Identify and pull out each line of the entries in which "upper" occurs.
┄┄┄┄┄┄
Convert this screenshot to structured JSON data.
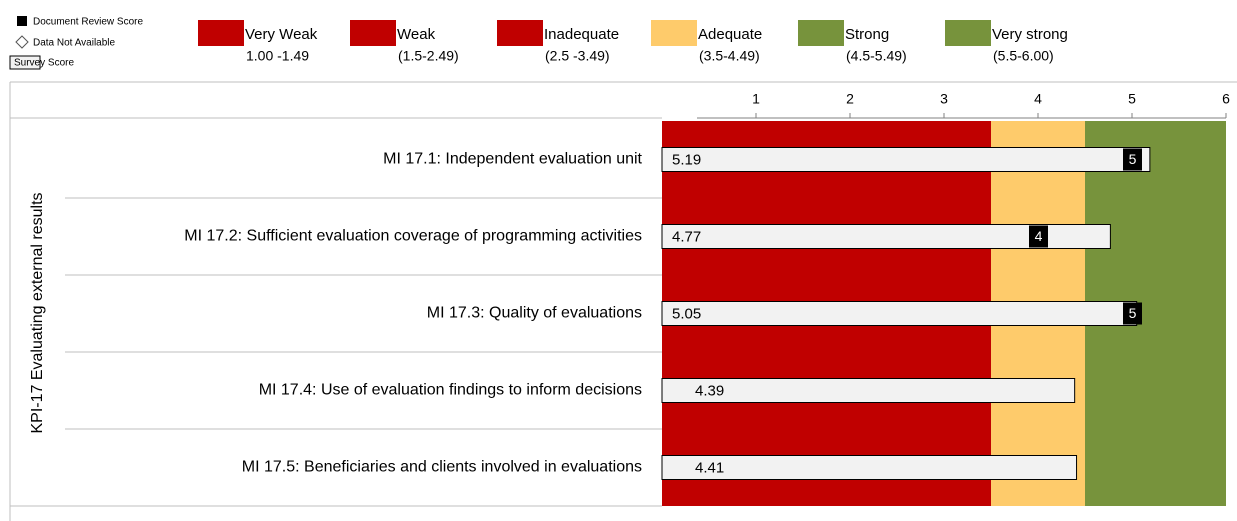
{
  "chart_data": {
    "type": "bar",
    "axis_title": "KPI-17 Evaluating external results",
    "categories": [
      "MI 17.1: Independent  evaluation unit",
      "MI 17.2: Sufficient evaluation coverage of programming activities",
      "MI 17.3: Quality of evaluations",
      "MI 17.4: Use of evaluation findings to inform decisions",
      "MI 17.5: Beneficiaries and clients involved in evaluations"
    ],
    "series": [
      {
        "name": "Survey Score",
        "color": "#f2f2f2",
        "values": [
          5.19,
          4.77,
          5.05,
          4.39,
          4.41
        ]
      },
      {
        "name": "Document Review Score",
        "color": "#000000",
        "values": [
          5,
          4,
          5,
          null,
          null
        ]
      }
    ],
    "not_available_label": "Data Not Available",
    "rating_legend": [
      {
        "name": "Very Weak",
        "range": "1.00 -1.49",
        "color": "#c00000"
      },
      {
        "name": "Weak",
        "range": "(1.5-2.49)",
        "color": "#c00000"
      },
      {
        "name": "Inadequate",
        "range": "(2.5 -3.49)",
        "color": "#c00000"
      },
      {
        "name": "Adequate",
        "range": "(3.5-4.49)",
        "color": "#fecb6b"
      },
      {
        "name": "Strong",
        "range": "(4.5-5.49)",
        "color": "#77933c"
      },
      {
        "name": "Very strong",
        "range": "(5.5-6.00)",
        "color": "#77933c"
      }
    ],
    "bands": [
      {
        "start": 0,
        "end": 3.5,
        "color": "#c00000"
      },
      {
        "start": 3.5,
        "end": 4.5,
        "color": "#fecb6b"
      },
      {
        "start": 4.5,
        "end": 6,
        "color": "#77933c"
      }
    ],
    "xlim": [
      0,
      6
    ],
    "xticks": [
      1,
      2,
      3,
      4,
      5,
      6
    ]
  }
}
┄┄┄┄┄┄
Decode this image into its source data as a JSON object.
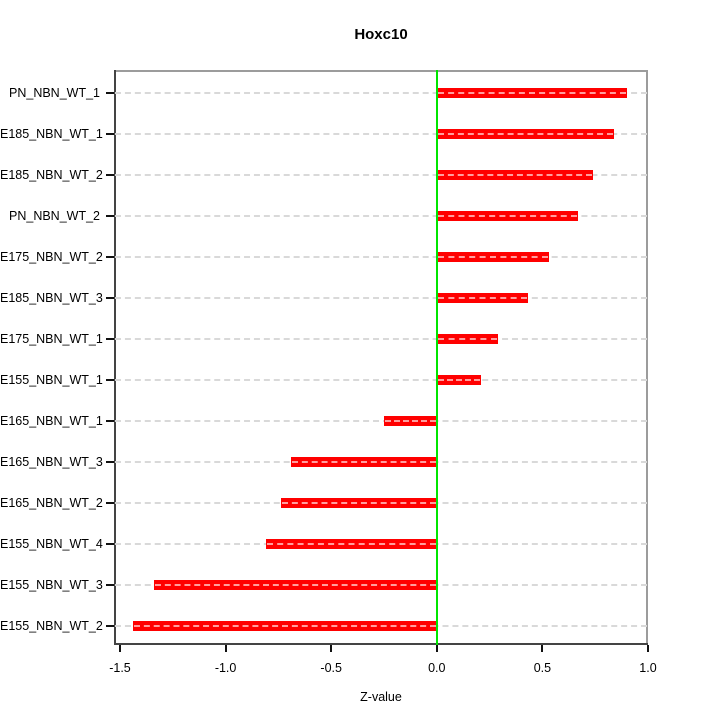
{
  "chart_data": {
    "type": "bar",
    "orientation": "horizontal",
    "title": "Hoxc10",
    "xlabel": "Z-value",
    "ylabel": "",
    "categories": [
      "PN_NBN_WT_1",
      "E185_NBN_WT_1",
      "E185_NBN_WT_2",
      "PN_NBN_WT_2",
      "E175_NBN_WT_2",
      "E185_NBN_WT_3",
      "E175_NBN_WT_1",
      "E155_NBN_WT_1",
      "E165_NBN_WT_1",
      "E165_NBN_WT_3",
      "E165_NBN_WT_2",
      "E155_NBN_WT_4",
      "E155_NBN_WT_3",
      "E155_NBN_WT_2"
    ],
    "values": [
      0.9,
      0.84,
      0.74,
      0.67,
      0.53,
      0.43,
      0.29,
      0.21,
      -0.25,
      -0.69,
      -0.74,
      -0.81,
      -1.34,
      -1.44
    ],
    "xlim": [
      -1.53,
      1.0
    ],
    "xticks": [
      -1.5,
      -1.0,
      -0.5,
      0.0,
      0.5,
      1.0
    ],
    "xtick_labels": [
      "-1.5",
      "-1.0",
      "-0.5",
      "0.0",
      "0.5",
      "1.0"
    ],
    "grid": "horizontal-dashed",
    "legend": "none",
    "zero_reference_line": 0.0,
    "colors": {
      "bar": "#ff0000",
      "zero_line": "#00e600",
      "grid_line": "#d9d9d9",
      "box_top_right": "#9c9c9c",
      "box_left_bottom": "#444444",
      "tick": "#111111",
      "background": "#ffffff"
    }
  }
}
┄┄┄┄┄┄
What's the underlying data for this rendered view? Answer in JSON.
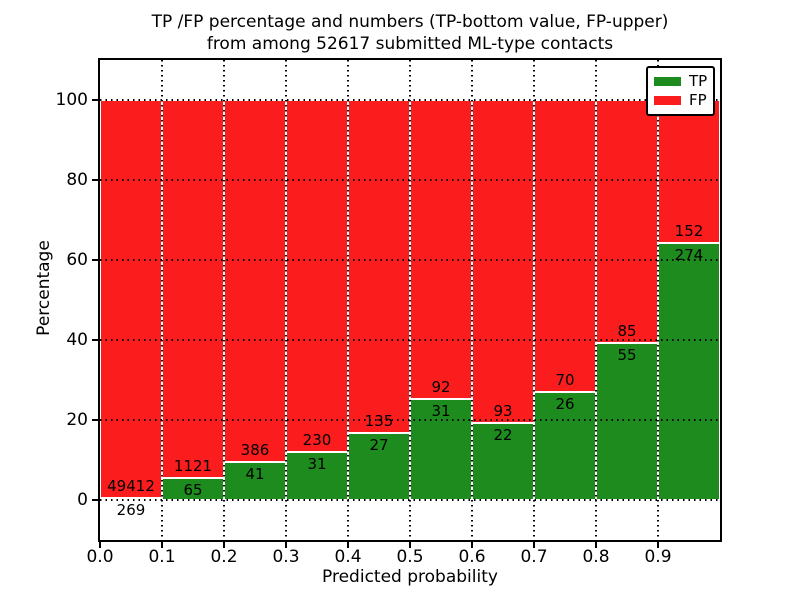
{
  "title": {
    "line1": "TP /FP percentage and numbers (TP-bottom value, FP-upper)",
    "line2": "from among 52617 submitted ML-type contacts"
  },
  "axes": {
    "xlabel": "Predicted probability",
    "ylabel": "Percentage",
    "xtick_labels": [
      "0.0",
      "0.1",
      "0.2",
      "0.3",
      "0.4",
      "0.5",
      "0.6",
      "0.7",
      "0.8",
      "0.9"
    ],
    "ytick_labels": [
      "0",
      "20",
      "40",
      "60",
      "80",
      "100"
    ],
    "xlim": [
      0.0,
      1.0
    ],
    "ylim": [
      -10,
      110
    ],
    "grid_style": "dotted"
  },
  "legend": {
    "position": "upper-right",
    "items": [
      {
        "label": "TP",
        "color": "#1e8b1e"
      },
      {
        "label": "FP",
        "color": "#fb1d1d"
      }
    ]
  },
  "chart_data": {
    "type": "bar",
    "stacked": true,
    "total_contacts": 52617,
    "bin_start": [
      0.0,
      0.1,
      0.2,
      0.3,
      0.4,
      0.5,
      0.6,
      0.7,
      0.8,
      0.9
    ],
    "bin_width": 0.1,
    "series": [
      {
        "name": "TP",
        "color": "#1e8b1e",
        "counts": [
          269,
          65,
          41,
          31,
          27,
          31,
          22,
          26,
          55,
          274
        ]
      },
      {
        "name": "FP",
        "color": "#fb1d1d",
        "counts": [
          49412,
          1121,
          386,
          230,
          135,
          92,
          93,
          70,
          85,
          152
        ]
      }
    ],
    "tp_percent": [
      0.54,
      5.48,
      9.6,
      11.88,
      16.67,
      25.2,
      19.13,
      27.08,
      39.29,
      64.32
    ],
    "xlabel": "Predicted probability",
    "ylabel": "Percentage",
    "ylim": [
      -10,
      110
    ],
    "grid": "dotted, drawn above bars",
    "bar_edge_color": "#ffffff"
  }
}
┄┄┄┄┄┄
▸ The output
    "line1": "TP /FP percentage and numbers (TP-bottom value, FP-upper)",
    "position": "upper-right",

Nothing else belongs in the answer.